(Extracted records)
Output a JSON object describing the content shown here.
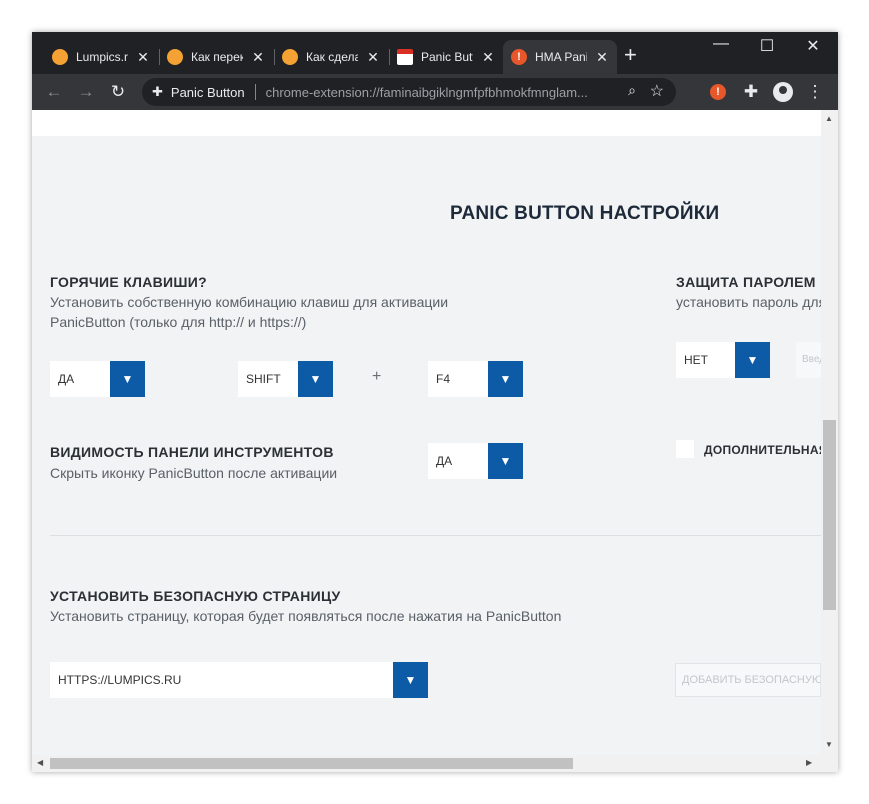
{
  "browser": {
    "tabs": [
      {
        "title": "Lumpics.ru",
        "favicon_color": "#f4a233",
        "active": false
      },
      {
        "title": "Как переключаться",
        "favicon_color": "#f4a233",
        "active": false
      },
      {
        "title": "Как сделать",
        "favicon_color": "#f4a233",
        "active": false
      },
      {
        "title": "Panic Button",
        "favicon_color": "#d93025",
        "active": false
      },
      {
        "title": "HMA Panic",
        "favicon_color": "#e8572a",
        "active": true
      }
    ],
    "new_tab": "+",
    "window_controls": {
      "minimize": "—",
      "maximize": "☐",
      "close": "✕"
    },
    "omnibox": {
      "site_label": "Panic Button",
      "url": "chrome-extension://faminaibgiklngmfpfbhmokfmnglam..."
    },
    "icons": [
      "back-icon",
      "forward-icon",
      "reload-icon",
      "puzzle-icon",
      "zoom-icon",
      "star-icon",
      "extension-alert-icon",
      "extensions-icon",
      "profile-icon",
      "menu-icon"
    ]
  },
  "settings": {
    "heading": "PANIC BUTTON НАСТРОЙКИ",
    "hotkeys": {
      "title": "ГОРЯЧИЕ КЛАВИШИ?",
      "desc_line1": "Установить собственную комбинацию клавиш для активации",
      "desc_line2": "PanicButton (только для http:// и https://)",
      "enabled_value": "ДА",
      "modifier_value": "SHIFT",
      "plus": "+",
      "key_value": "F4"
    },
    "password": {
      "title": "ЗАЩИТА ПАРОЛЕМ",
      "desc": "установить пароль для",
      "value": "НЕТ",
      "input_placeholder": "Введите"
    },
    "toolbar_visibility": {
      "title": "ВИДИМОСТЬ ПАНЕЛИ ИНСТРУМЕНТОВ",
      "desc": "Скрыть иконку PanicButton после активации",
      "value": "ДА"
    },
    "extra": {
      "label": "ДОПОЛНИТЕЛЬНАЯ"
    },
    "safe_page": {
      "title": "УСТАНОВИТЬ БЕЗОПАСНУЮ СТРАНИЦУ",
      "desc": "Установить страницу, которая будет появляться после нажатия на PanicButton",
      "value": "HTTPS://LUMPICS.RU",
      "add_button": "ДОБАВИТЬ БЕЗОПАСНУЮ"
    }
  },
  "colors": {
    "accent": "#0d5aa7",
    "page_bg": "#f1f3f4",
    "tabstrip_bg": "#202124",
    "toolbar_bg": "#35363a"
  }
}
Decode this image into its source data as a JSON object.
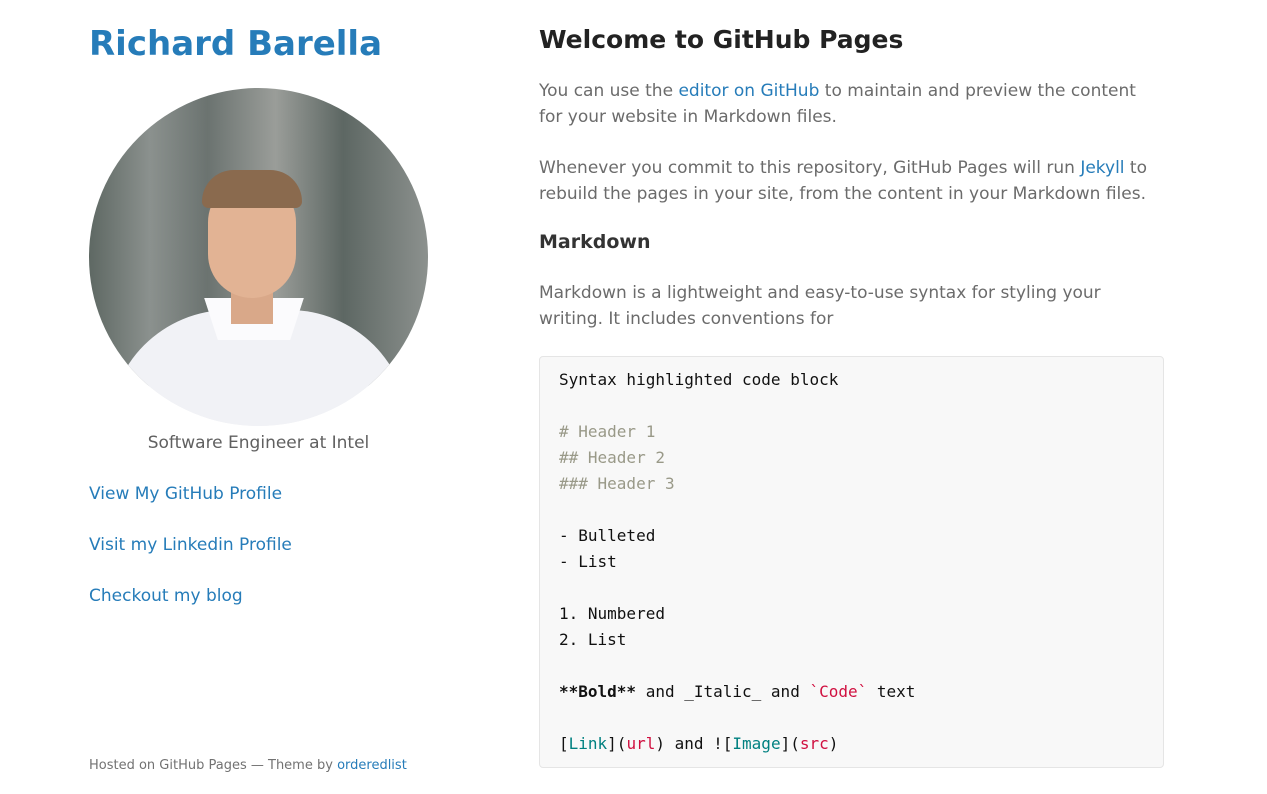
{
  "sidebar": {
    "title": "Richard Barella",
    "tagline": "Software Engineer at Intel",
    "links": [
      {
        "label": "View My GitHub Profile"
      },
      {
        "label": "Visit my Linkedin Profile"
      },
      {
        "label": "Checkout my blog"
      }
    ],
    "footer": {
      "prefix": "Hosted on GitHub Pages — Theme by ",
      "theme_link": "orderedlist"
    }
  },
  "main": {
    "heading": "Welcome to GitHub Pages",
    "p1": {
      "before": "You can use the ",
      "link": "editor on GitHub",
      "after": " to maintain and preview the content for your website in Markdown files."
    },
    "p2": {
      "before": "Whenever you commit to this repository, GitHub Pages will run ",
      "link": "Jekyll",
      "after": " to rebuild the pages in your site, from the content in your Markdown files."
    },
    "subheading": "Markdown",
    "p3": "Markdown is a lightweight and easy-to-use syntax for styling your writing. It includes conventions for",
    "code": {
      "line1": "Syntax highlighted code block",
      "h1": "# Header 1",
      "h2": "## Header 2",
      "h3": "### Header 3",
      "bullet1": "- Bulleted",
      "bullet2": "- List",
      "num1": "1. Numbered",
      "num2": "2. List",
      "bold": "**Bold**",
      "mid1": " and _Italic_ and ",
      "code_tok": "`Code`",
      "end1": " text",
      "lb1": "[",
      "link_word": "Link",
      "lb2": "](",
      "url_word": "url",
      "lb3": ") and ![",
      "image_word": "Image",
      "lb4": "](",
      "src_word": "src",
      "lb5": ")"
    }
  },
  "colors": {
    "link": "#267CB9",
    "heading": "#222222",
    "code_comment": "#999988",
    "code_string": "#d01040",
    "code_teal": "#008080"
  }
}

• _SET EXERCISE_: Write the listing out a second time exactly, dropping all images.

• _FULL RESPONSE_:
Output a JSON object describing the content shown here.
{
  "browser": {
    "tabs": [
      {
        "title": "Lumpics.ru",
        "favicon_color": "#f4a233",
        "active": false
      },
      {
        "title": "Как переключаться",
        "favicon_color": "#f4a233",
        "active": false
      },
      {
        "title": "Как сделать",
        "favicon_color": "#f4a233",
        "active": false
      },
      {
        "title": "Panic Button",
        "favicon_color": "#d93025",
        "active": false
      },
      {
        "title": "HMA Panic",
        "favicon_color": "#e8572a",
        "active": true
      }
    ],
    "new_tab": "+",
    "window_controls": {
      "minimize": "—",
      "maximize": "☐",
      "close": "✕"
    },
    "omnibox": {
      "site_label": "Panic Button",
      "url": "chrome-extension://faminaibgiklngmfpfbhmokfmnglam..."
    },
    "icons": [
      "back-icon",
      "forward-icon",
      "reload-icon",
      "puzzle-icon",
      "zoom-icon",
      "star-icon",
      "extension-alert-icon",
      "extensions-icon",
      "profile-icon",
      "menu-icon"
    ]
  },
  "settings": {
    "heading": "PANIC BUTTON НАСТРОЙКИ",
    "hotkeys": {
      "title": "ГОРЯЧИЕ КЛАВИШИ?",
      "desc_line1": "Установить собственную комбинацию клавиш для активации",
      "desc_line2": "PanicButton (только для http:// и https://)",
      "enabled_value": "ДА",
      "modifier_value": "SHIFT",
      "plus": "+",
      "key_value": "F4"
    },
    "password": {
      "title": "ЗАЩИТА ПАРОЛЕМ",
      "desc": "установить пароль для",
      "value": "НЕТ",
      "input_placeholder": "Введите"
    },
    "toolbar_visibility": {
      "title": "ВИДИМОСТЬ ПАНЕЛИ ИНСТРУМЕНТОВ",
      "desc": "Скрыть иконку PanicButton после активации",
      "value": "ДА"
    },
    "extra": {
      "label": "ДОПОЛНИТЕЛЬНАЯ"
    },
    "safe_page": {
      "title": "УСТАНОВИТЬ БЕЗОПАСНУЮ СТРАНИЦУ",
      "desc": "Установить страницу, которая будет появляться после нажатия на PanicButton",
      "value": "HTTPS://LUMPICS.RU",
      "add_button": "ДОБАВИТЬ БЕЗОПАСНУЮ"
    }
  },
  "colors": {
    "accent": "#0d5aa7",
    "page_bg": "#f1f3f4",
    "tabstrip_bg": "#202124",
    "toolbar_bg": "#35363a"
  }
}
Decode this image into its source data as a JSON object.
{
  "sidebar": {
    "title": "Richard Barella",
    "tagline": "Software Engineer at Intel",
    "links": [
      {
        "label": "View My GitHub Profile"
      },
      {
        "label": "Visit my Linkedin Profile"
      },
      {
        "label": "Checkout my blog"
      }
    ],
    "footer": {
      "prefix": "Hosted on GitHub Pages — Theme by ",
      "theme_link": "orderedlist"
    }
  },
  "main": {
    "heading": "Welcome to GitHub Pages",
    "p1": {
      "before": "You can use the ",
      "link": "editor on GitHub",
      "after": " to maintain and preview the content for your website in Markdown files."
    },
    "p2": {
      "before": "Whenever you commit to this repository, GitHub Pages will run ",
      "link": "Jekyll",
      "after": " to rebuild the pages in your site, from the content in your Markdown files."
    },
    "subheading": "Markdown",
    "p3": "Markdown is a lightweight and easy-to-use syntax for styling your writing. It includes conventions for",
    "code": {
      "line1": "Syntax highlighted code block",
      "h1": "# Header 1",
      "h2": "## Header 2",
      "h3": "### Header 3",
      "bullet1": "- Bulleted",
      "bullet2": "- List",
      "num1": "1. Numbered",
      "num2": "2. List",
      "bold": "**Bold**",
      "mid1": " and _Italic_ and ",
      "code_tok": "`Code`",
      "end1": " text",
      "lb1": "[",
      "link_word": "Link",
      "lb2": "](",
      "url_word": "url",
      "lb3": ") and ![",
      "image_word": "Image",
      "lb4": "](",
      "src_word": "src",
      "lb5": ")"
    }
  },
  "colors": {
    "link": "#267CB9",
    "heading": "#222222",
    "code_comment": "#999988",
    "code_string": "#d01040",
    "code_teal": "#008080"
  }
}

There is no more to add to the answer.